BEGIN Given data

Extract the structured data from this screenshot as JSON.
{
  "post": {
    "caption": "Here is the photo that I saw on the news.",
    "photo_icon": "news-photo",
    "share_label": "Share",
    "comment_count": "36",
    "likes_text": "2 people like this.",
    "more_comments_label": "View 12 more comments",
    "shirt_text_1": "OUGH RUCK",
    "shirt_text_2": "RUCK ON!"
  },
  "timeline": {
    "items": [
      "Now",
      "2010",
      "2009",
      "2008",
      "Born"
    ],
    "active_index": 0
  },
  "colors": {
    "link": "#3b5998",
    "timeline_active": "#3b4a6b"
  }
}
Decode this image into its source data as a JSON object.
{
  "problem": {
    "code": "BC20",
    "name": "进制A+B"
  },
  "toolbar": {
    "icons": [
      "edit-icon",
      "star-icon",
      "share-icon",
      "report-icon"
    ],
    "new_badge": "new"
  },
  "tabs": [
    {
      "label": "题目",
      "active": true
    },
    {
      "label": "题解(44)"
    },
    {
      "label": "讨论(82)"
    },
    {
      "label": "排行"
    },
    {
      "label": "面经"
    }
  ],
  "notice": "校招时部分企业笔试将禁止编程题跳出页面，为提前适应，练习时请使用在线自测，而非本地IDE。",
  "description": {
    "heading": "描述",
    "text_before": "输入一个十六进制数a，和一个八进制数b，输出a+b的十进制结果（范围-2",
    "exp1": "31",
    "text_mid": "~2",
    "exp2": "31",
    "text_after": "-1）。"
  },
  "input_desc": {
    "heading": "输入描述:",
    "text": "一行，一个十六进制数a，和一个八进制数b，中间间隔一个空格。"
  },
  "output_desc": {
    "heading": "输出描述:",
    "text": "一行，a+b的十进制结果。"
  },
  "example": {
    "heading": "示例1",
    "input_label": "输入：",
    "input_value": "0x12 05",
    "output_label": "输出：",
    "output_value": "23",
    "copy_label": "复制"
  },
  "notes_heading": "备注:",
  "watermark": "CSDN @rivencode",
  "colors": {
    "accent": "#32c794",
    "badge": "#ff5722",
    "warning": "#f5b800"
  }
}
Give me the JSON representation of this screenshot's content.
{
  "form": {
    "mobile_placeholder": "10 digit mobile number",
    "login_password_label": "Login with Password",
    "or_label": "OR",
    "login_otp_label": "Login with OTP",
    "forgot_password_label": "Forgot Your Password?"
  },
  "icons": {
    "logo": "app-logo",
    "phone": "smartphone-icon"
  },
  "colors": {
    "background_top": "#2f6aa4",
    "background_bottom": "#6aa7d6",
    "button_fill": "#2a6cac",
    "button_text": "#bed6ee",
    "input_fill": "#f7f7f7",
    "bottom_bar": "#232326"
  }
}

END Given data

Stated goal ▸ Extract all of the data shown above without alteration.

The completed task ▸
Extract the structured data from this screenshot as JSON.
{
  "post": {
    "caption": "Here is the photo that I saw on the news.",
    "photo_icon": "news-photo",
    "share_label": "Share",
    "comment_count": "36",
    "likes_text": "2 people like this.",
    "more_comments_label": "View 12 more comments",
    "shirt_text_1": "OUGH RUCK",
    "shirt_text_2": "RUCK ON!"
  },
  "timeline": {
    "items": [
      "Now",
      "2010",
      "2009",
      "2008",
      "Born"
    ],
    "active_index": 0
  },
  "colors": {
    "link": "#3b5998",
    "timeline_active": "#3b4a6b"
  }
}
Decode this image into its source data as a JSON object.
{
  "problem": {
    "code": "BC20",
    "name": "进制A+B"
  },
  "toolbar": {
    "icons": [
      "edit-icon",
      "star-icon",
      "share-icon",
      "report-icon"
    ],
    "new_badge": "new"
  },
  "tabs": [
    {
      "label": "题目",
      "active": true
    },
    {
      "label": "题解(44)"
    },
    {
      "label": "讨论(82)"
    },
    {
      "label": "排行"
    },
    {
      "label": "面经"
    }
  ],
  "notice": "校招时部分企业笔试将禁止编程题跳出页面，为提前适应，练习时请使用在线自测，而非本地IDE。",
  "description": {
    "heading": "描述",
    "text_before": "输入一个十六进制数a，和一个八进制数b，输出a+b的十进制结果（范围-2",
    "exp1": "31",
    "text_mid": "~2",
    "exp2": "31",
    "text_after": "-1）。"
  },
  "input_desc": {
    "heading": "输入描述:",
    "text": "一行，一个十六进制数a，和一个八进制数b，中间间隔一个空格。"
  },
  "output_desc": {
    "heading": "输出描述:",
    "text": "一行，a+b的十进制结果。"
  },
  "example": {
    "heading": "示例1",
    "input_label": "输入：",
    "input_value": "0x12 05",
    "output_label": "输出：",
    "output_value": "23",
    "copy_label": "复制"
  },
  "notes_heading": "备注:",
  "watermark": "CSDN @rivencode",
  "colors": {
    "accent": "#32c794",
    "badge": "#ff5722",
    "warning": "#f5b800"
  }
}
Give me the JSON representation of this screenshot's content.
{
  "form": {
    "mobile_placeholder": "10 digit mobile number",
    "login_password_label": "Login with Password",
    "or_label": "OR",
    "login_otp_label": "Login with OTP",
    "forgot_password_label": "Forgot Your Password?"
  },
  "icons": {
    "logo": "app-logo",
    "phone": "smartphone-icon"
  },
  "colors": {
    "background_top": "#2f6aa4",
    "background_bottom": "#6aa7d6",
    "button_fill": "#2a6cac",
    "button_text": "#bed6ee",
    "input_fill": "#f7f7f7",
    "bottom_bar": "#232326"
  }
}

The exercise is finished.